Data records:
:::::

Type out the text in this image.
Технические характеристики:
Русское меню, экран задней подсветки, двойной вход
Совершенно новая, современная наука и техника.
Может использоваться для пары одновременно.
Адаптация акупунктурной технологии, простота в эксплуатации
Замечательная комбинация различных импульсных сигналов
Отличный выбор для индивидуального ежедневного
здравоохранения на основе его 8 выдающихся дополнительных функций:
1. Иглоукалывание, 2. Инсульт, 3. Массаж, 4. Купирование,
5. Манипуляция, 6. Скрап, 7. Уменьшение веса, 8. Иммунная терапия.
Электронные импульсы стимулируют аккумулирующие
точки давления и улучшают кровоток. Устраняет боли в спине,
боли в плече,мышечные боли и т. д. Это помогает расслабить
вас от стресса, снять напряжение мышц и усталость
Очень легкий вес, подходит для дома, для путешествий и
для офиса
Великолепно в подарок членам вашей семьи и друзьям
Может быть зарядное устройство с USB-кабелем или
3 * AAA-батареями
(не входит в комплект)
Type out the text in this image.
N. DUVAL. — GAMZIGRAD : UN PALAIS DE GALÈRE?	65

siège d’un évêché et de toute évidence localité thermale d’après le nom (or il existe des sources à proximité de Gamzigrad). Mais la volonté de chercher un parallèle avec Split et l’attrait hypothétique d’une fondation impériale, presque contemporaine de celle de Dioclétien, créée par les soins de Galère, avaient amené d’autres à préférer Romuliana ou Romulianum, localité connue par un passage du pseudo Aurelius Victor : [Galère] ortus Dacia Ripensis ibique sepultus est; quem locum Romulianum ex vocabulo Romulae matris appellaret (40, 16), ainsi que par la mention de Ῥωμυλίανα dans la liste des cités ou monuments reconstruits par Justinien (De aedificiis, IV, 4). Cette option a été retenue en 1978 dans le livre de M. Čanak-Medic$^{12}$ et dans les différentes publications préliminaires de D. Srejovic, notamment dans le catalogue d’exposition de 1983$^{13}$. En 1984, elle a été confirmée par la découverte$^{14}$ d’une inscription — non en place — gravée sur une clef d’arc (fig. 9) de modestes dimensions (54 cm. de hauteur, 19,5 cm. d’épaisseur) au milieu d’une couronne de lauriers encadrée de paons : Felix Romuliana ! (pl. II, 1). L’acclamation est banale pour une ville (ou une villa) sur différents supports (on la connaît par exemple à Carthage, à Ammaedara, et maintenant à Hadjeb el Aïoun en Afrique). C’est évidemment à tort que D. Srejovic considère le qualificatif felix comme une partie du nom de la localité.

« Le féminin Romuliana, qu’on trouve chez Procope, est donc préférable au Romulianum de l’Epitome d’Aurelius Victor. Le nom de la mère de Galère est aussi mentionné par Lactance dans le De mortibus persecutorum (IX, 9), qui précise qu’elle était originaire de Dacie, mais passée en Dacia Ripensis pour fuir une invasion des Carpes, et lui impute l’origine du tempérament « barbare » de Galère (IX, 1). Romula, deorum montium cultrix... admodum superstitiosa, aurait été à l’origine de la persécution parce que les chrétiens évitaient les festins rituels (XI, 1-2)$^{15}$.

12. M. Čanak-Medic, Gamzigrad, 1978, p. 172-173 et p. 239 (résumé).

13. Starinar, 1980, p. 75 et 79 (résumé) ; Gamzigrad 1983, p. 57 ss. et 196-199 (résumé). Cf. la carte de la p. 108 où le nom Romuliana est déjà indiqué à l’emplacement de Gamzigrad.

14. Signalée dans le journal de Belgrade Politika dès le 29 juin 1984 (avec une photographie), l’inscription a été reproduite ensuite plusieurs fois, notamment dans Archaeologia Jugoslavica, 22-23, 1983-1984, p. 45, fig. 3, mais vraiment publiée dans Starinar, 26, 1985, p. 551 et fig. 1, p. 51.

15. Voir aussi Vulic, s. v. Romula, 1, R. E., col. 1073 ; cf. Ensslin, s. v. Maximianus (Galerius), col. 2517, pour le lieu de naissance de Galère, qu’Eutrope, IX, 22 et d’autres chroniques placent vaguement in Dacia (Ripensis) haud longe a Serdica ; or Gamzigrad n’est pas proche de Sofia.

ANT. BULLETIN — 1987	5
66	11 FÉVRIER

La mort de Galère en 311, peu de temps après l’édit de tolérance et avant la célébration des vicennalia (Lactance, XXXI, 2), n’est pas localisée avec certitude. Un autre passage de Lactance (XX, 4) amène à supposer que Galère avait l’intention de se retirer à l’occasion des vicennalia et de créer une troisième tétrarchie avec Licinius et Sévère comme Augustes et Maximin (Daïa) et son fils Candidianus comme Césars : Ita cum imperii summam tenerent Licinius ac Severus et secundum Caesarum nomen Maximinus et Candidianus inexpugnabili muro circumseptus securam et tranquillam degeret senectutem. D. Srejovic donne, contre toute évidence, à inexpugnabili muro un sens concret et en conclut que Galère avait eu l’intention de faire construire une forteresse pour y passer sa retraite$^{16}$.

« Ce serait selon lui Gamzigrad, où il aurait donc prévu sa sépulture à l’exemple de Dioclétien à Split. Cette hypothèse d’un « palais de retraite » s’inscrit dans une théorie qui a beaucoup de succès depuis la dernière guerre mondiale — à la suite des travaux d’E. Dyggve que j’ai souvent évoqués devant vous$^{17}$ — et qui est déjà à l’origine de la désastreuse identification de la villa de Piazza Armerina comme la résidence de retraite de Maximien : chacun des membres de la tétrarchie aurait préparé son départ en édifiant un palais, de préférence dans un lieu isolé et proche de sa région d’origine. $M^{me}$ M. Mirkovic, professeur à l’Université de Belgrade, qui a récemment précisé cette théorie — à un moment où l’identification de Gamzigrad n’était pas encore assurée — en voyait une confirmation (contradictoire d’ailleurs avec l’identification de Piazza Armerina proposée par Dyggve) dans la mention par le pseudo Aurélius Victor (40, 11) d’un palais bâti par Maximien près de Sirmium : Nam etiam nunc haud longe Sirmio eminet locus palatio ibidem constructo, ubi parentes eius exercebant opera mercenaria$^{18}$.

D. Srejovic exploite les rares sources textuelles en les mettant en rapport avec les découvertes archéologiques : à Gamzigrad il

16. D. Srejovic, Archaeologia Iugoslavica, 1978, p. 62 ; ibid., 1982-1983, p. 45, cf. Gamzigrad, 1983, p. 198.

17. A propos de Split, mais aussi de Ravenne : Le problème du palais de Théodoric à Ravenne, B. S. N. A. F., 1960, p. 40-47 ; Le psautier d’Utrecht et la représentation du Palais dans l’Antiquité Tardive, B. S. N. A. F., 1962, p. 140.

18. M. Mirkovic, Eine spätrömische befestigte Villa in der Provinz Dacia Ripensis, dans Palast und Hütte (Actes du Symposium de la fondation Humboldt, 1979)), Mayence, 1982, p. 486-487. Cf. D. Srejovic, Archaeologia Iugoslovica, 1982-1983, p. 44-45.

:::::

**DESCRIPTION OF THE TASK**
Retype the material in full. Each word must match.

**OUTPUT FOR THIS TASK**
Type out the text in this image.
Технические характеристики:
Русское меню, экран задней подсветки, двойной вход
Совершенно новая, современная наука и техника.
Может использоваться для пары одновременно.
Адаптация акупунктурной технологии, простота в эксплуатации
Замечательная комбинация различных импульсных сигналов
Отличный выбор для индивидуального ежедневного
здравоохранения на основе его 8 выдающихся дополнительных функций:
1. Иглоукалывание, 2. Инсульт, 3. Массаж, 4. Купирование,
5. Манипуляция, 6. Скрап, 7. Уменьшение веса, 8. Иммунная терапия.
Электронные импульсы стимулируют аккумулирующие
точки давления и улучшают кровоток. Устраняет боли в спине,
боли в плече,мышечные боли и т. д. Это помогает расслабить
вас от стресса, снять напряжение мышц и усталость
Очень легкий вес, подходит для дома, для путешествий и
для офиса
Великолепно в подарок членам вашей семьи и друзьям
Может быть зарядное устройство с USB-кабелем или
3 * AAA-батареями
(не входит в комплект)
Type out the text in this image.
N. DUVAL. — GAMZIGRAD : UN PALAIS DE GALÈRE?	65

siège d’un évêché et de toute évidence localité thermale d’après le nom (or il existe des sources à proximité de Gamzigrad). Mais la volonté de chercher un parallèle avec Split et l’attrait hypothétique d’une fondation impériale, presque contemporaine de celle de Dioclétien, créée par les soins de Galère, avaient amené d’autres à préférer Romuliana ou Romulianum, localité connue par un passage du pseudo Aurelius Victor : [Galère] ortus Dacia Ripensis ibique sepultus est; quem locum Romulianum ex vocabulo Romulae matris appellaret (40, 16), ainsi que par la mention de Ῥωμυλίανα dans la liste des cités ou monuments reconstruits par Justinien (De aedificiis, IV, 4). Cette option a été retenue en 1978 dans le livre de M. Čanak-Medic$^{12}$ et dans les différentes publications préliminaires de D. Srejovic, notamment dans le catalogue d’exposition de 1983$^{13}$. En 1984, elle a été confirmée par la découverte$^{14}$ d’une inscription — non en place — gravée sur une clef d’arc (fig. 9) de modestes dimensions (54 cm. de hauteur, 19,5 cm. d’épaisseur) au milieu d’une couronne de lauriers encadrée de paons : Felix Romuliana ! (pl. II, 1). L’acclamation est banale pour une ville (ou une villa) sur différents supports (on la connaît par exemple à Carthage, à Ammaedara, et maintenant à Hadjeb el Aïoun en Afrique). C’est évidemment à tort que D. Srejovic considère le qualificatif felix comme une partie du nom de la localité.

« Le féminin Romuliana, qu’on trouve chez Procope, est donc préférable au Romulianum de l’Epitome d’Aurelius Victor. Le nom de la mère de Galère est aussi mentionné par Lactance dans le De mortibus persecutorum (IX, 9), qui précise qu’elle était originaire de Dacie, mais passée en Dacia Ripensis pour fuir une invasion des Carpes, et lui impute l’origine du tempérament « barbare » de Galère (IX, 1). Romula, deorum montium cultrix... admodum superstitiosa, aurait été à l’origine de la persécution parce que les chrétiens évitaient les festins rituels (XI, 1-2)$^{15}$.

12. M. Čanak-Medic, Gamzigrad, 1978, p. 172-173 et p. 239 (résumé).

13. Starinar, 1980, p. 75 et 79 (résumé) ; Gamzigrad 1983, p. 57 ss. et 196-199 (résumé). Cf. la carte de la p. 108 où le nom Romuliana est déjà indiqué à l’emplacement de Gamzigrad.

14. Signalée dans le journal de Belgrade Politika dès le 29 juin 1984 (avec une photographie), l’inscription a été reproduite ensuite plusieurs fois, notamment dans Archaeologia Jugoslavica, 22-23, 1983-1984, p. 45, fig. 3, mais vraiment publiée dans Starinar, 26, 1985, p. 551 et fig. 1, p. 51.

15. Voir aussi Vulic, s. v. Romula, 1, R. E., col. 1073 ; cf. Ensslin, s. v. Maximianus (Galerius), col. 2517, pour le lieu de naissance de Galère, qu’Eutrope, IX, 22 et d’autres chroniques placent vaguement in Dacia (Ripensis) haud longe a Serdica ; or Gamzigrad n’est pas proche de Sofia.

ANT. BULLETIN — 1987	5
66	11 FÉVRIER

La mort de Galère en 311, peu de temps après l’édit de tolérance et avant la célébration des vicennalia (Lactance, XXXI, 2), n’est pas localisée avec certitude. Un autre passage de Lactance (XX, 4) amène à supposer que Galère avait l’intention de se retirer à l’occasion des vicennalia et de créer une troisième tétrarchie avec Licinius et Sévère comme Augustes et Maximin (Daïa) et son fils Candidianus comme Césars : Ita cum imperii summam tenerent Licinius ac Severus et secundum Caesarum nomen Maximinus et Candidianus inexpugnabili muro circumseptus securam et tranquillam degeret senectutem. D. Srejovic donne, contre toute évidence, à inexpugnabili muro un sens concret et en conclut que Galère avait eu l’intention de faire construire une forteresse pour y passer sa retraite$^{16}$.

« Ce serait selon lui Gamzigrad, où il aurait donc prévu sa sépulture à l’exemple de Dioclétien à Split. Cette hypothèse d’un « palais de retraite » s’inscrit dans une théorie qui a beaucoup de succès depuis la dernière guerre mondiale — à la suite des travaux d’E. Dyggve que j’ai souvent évoqués devant vous$^{17}$ — et qui est déjà à l’origine de la désastreuse identification de la villa de Piazza Armerina comme la résidence de retraite de Maximien : chacun des membres de la tétrarchie aurait préparé son départ en édifiant un palais, de préférence dans un lieu isolé et proche de sa région d’origine. $M^{me}$ M. Mirkovic, professeur à l’Université de Belgrade, qui a récemment précisé cette théorie — à un moment où l’identification de Gamzigrad n’était pas encore assurée — en voyait une confirmation (contradictoire d’ailleurs avec l’identification de Piazza Armerina proposée par Dyggve) dans la mention par le pseudo Aurélius Victor (40, 11) d’un palais bâti par Maximien près de Sirmium : Nam etiam nunc haud longe Sirmio eminet locus palatio ibidem constructo, ubi parentes eius exercebant opera mercenaria$^{18}$.

D. Srejovic exploite les rares sources textuelles en les mettant en rapport avec les découvertes archéologiques : à Gamzigrad il

16. D. Srejovic, Archaeologia Iugoslavica, 1978, p. 62 ; ibid., 1982-1983, p. 45, cf. Gamzigrad, 1983, p. 198.

17. A propos de Split, mais aussi de Ravenne : Le problème du palais de Théodoric à Ravenne, B. S. N. A. F., 1960, p. 40-47 ; Le psautier d’Utrecht et la représentation du Palais dans l’Antiquité Tardive, B. S. N. A. F., 1962, p. 140.

18. M. Mirkovic, Eine spätrömische befestigte Villa in der Provinz Dacia Ripensis, dans Palast und Hütte (Actes du Symposium de la fondation Humboldt, 1979)), Mayence, 1982, p. 486-487. Cf. D. Srejovic, Archaeologia Iugoslovica, 1982-1983, p. 44-45.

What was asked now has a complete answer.